**Task statement:**
Will you output the entries below exactly, skipping every image they contain?

>>>>

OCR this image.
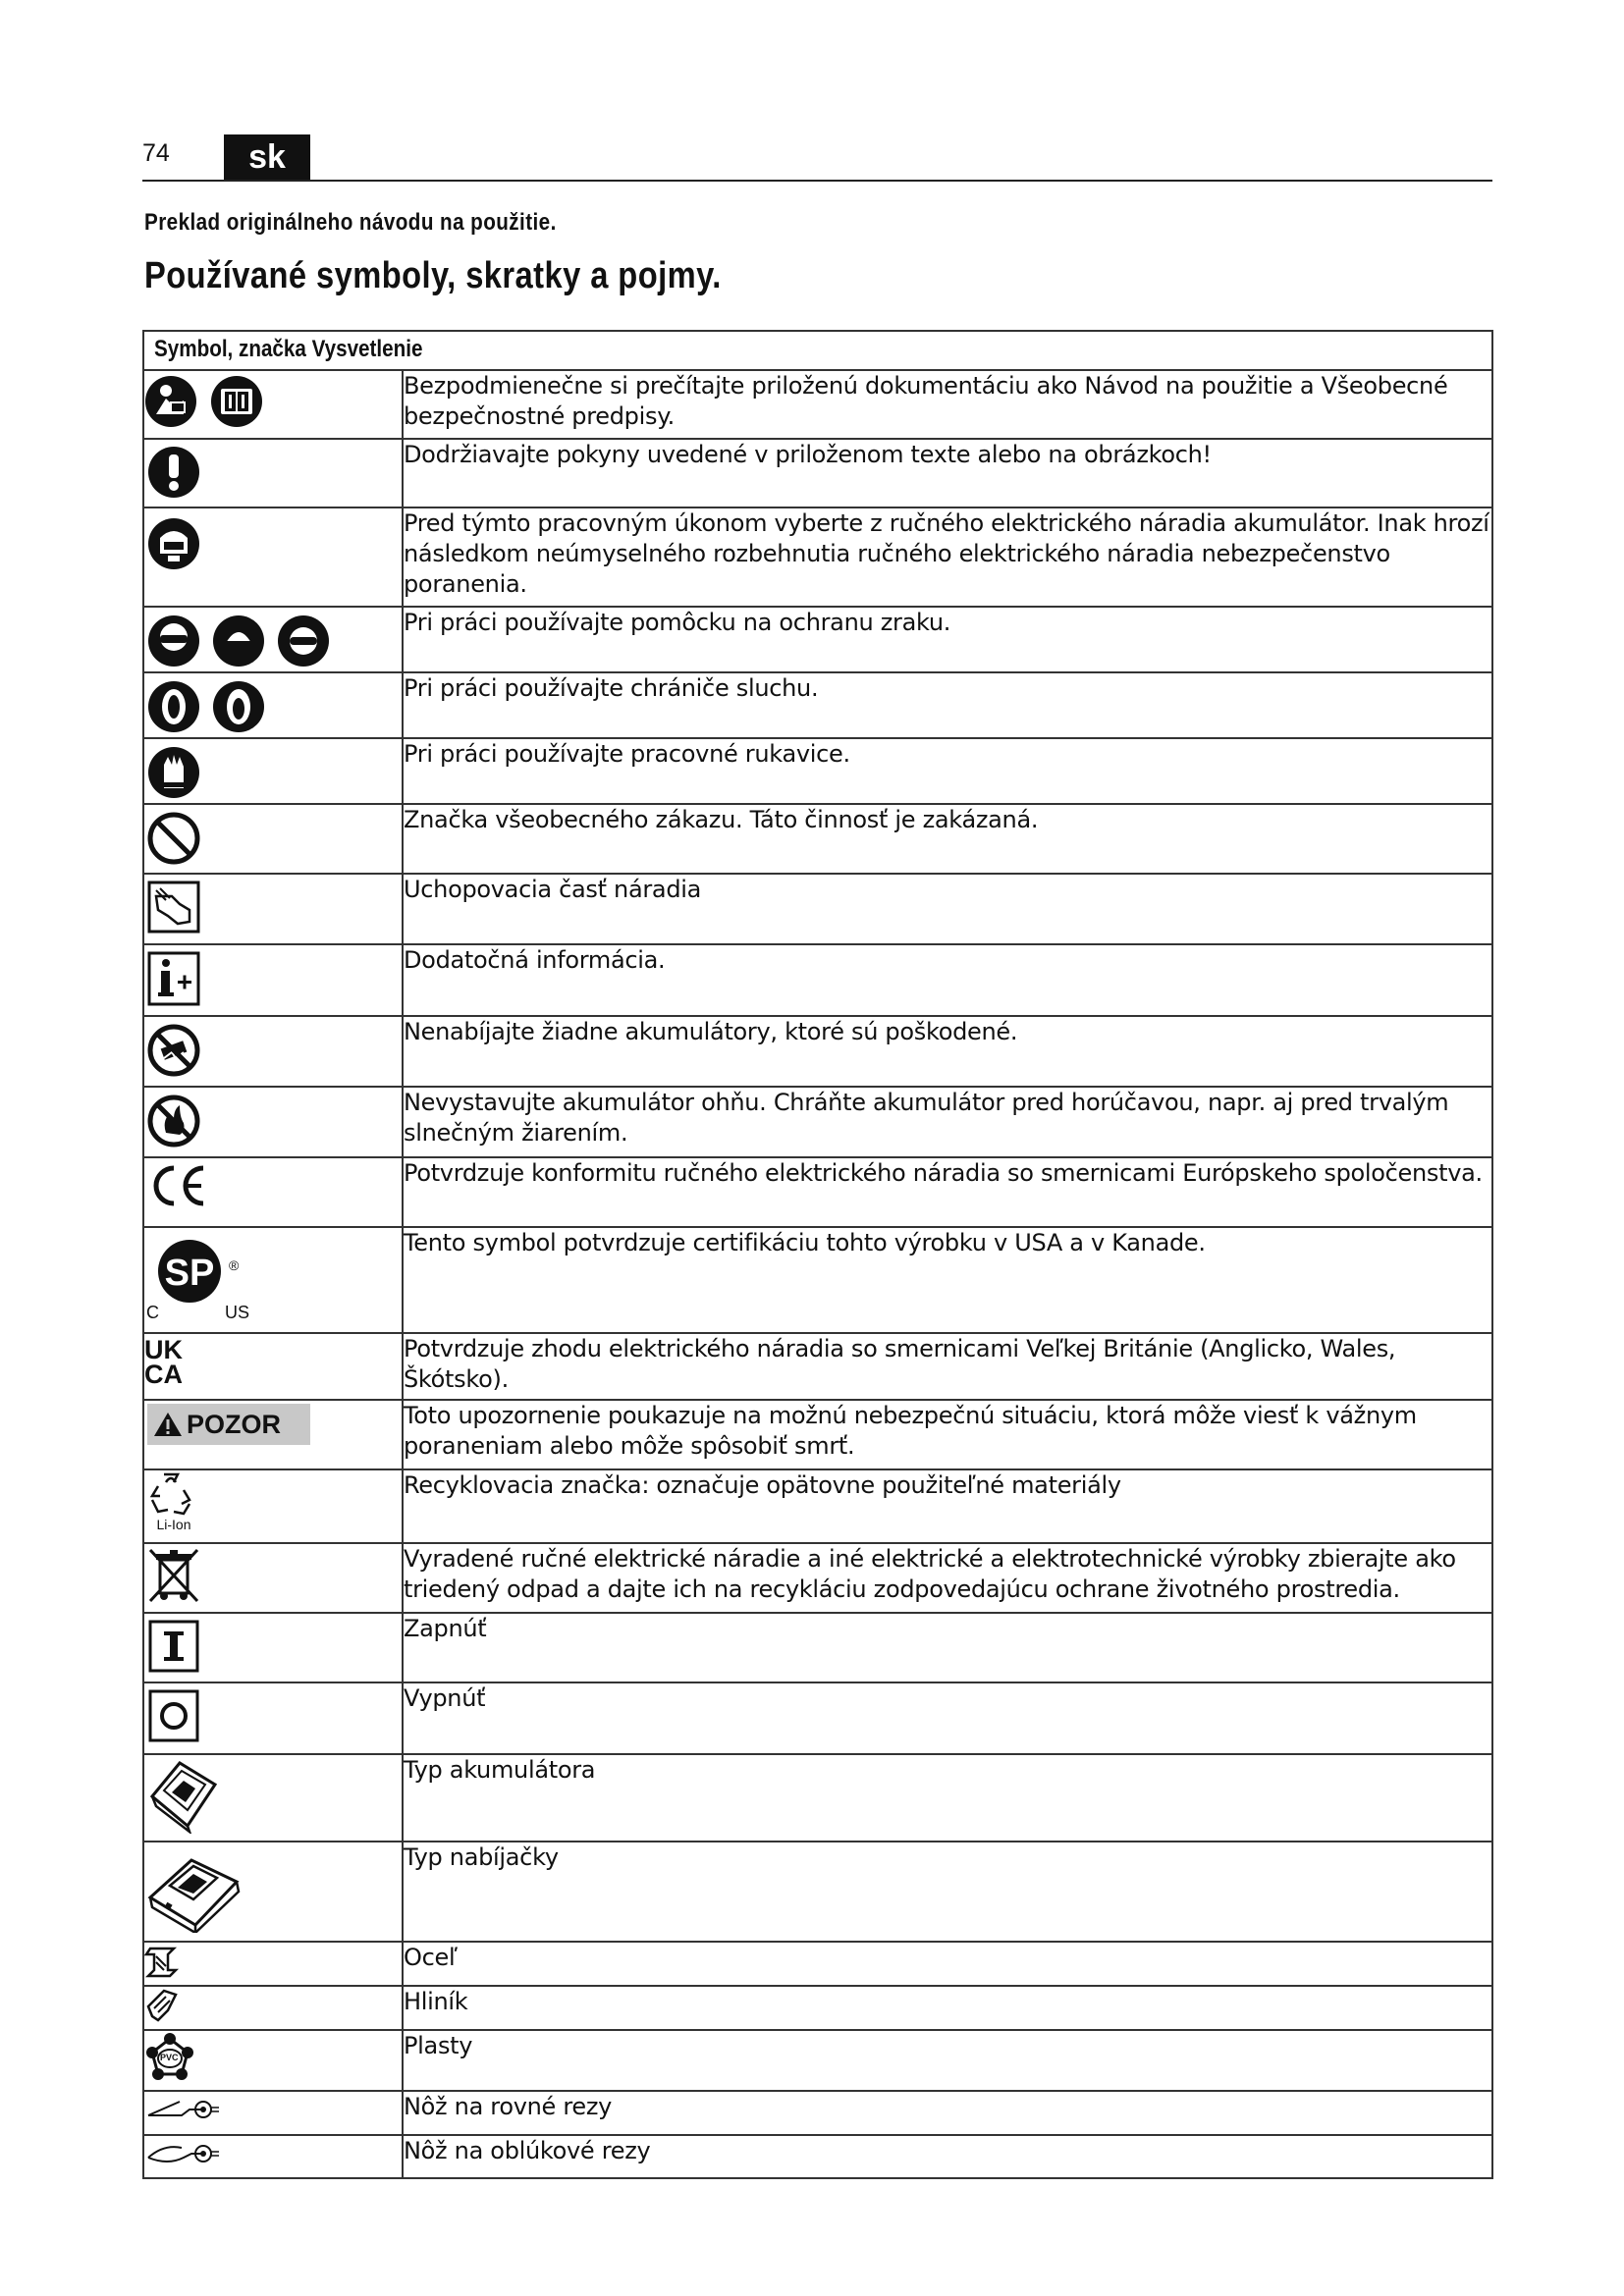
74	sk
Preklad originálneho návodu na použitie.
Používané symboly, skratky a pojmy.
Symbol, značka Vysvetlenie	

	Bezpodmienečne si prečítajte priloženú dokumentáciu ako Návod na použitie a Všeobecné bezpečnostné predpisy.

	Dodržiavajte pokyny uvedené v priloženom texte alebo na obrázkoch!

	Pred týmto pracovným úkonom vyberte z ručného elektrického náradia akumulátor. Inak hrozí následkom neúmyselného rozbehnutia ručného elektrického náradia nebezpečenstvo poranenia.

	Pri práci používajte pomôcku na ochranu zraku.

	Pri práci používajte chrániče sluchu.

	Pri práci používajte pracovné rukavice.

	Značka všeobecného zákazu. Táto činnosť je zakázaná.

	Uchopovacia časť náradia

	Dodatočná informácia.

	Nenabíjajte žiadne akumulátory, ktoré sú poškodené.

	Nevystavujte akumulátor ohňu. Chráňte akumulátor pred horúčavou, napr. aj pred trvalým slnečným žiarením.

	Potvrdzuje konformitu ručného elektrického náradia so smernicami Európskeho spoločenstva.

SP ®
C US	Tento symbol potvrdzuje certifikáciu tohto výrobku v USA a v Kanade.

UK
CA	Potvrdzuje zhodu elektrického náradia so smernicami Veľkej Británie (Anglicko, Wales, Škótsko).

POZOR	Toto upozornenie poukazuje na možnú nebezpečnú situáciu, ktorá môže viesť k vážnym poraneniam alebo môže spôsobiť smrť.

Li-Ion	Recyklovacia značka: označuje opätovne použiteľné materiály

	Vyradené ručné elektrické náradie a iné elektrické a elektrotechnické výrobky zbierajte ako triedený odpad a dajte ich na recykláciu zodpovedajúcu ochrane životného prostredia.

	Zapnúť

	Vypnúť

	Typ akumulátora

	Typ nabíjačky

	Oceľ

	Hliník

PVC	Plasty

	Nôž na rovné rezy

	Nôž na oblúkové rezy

<<<<

**Exercise solution:**
OCR this image.
74	sk
Preklad originálneho návodu na použitie.
Používané symboly, skratky a pojmy.
Symbol, značka Vysvetlenie	

	Bezpodmienečne si prečítajte priloženú dokumentáciu ako Návod na použitie a Všeobecné bezpečnostné predpisy.

	Dodržiavajte pokyny uvedené v priloženom texte alebo na obrázkoch!

	Pred týmto pracovným úkonom vyberte z ručného elektrického náradia akumulátor. Inak hrozí následkom neúmyselného rozbehnutia ručného elektrického náradia nebezpečenstvo poranenia.

	Pri práci používajte pomôcku na ochranu zraku.

	Pri práci používajte chrániče sluchu.

	Pri práci používajte pracovné rukavice.

	Značka všeobecného zákazu. Táto činnosť je zakázaná.

	Uchopovacia časť náradia

	Dodatočná informácia.

	Nenabíjajte žiadne akumulátory, ktoré sú poškodené.

	Nevystavujte akumulátor ohňu. Chráňte akumulátor pred horúčavou, napr. aj pred trvalým slnečným žiarením.

	Potvrdzuje konformitu ručného elektrického náradia so smernicami Európskeho spoločenstva.

SP ®
C US	Tento symbol potvrdzuje certifikáciu tohto výrobku v USA a v Kanade.

UK
CA	Potvrdzuje zhodu elektrického náradia so smernicami Veľkej Británie (Anglicko, Wales, Škótsko).

POZOR	Toto upozornenie poukazuje na možnú nebezpečnú situáciu, ktorá môže viesť k vážnym poraneniam alebo môže spôsobiť smrť.

Li-Ion	Recyklovacia značka: označuje opätovne použiteľné materiály

	Vyradené ručné elektrické náradie a iné elektrické a elektrotechnické výrobky zbierajte ako triedený odpad a dajte ich na recykláciu zodpovedajúcu ochrane životného prostredia.

	Zapnúť

	Vypnúť

	Typ akumulátora

	Typ nabíjačky

	Oceľ

	Hliník

PVC	Plasty

	Nôž na rovné rezy

	Nôž na oblúkové rezy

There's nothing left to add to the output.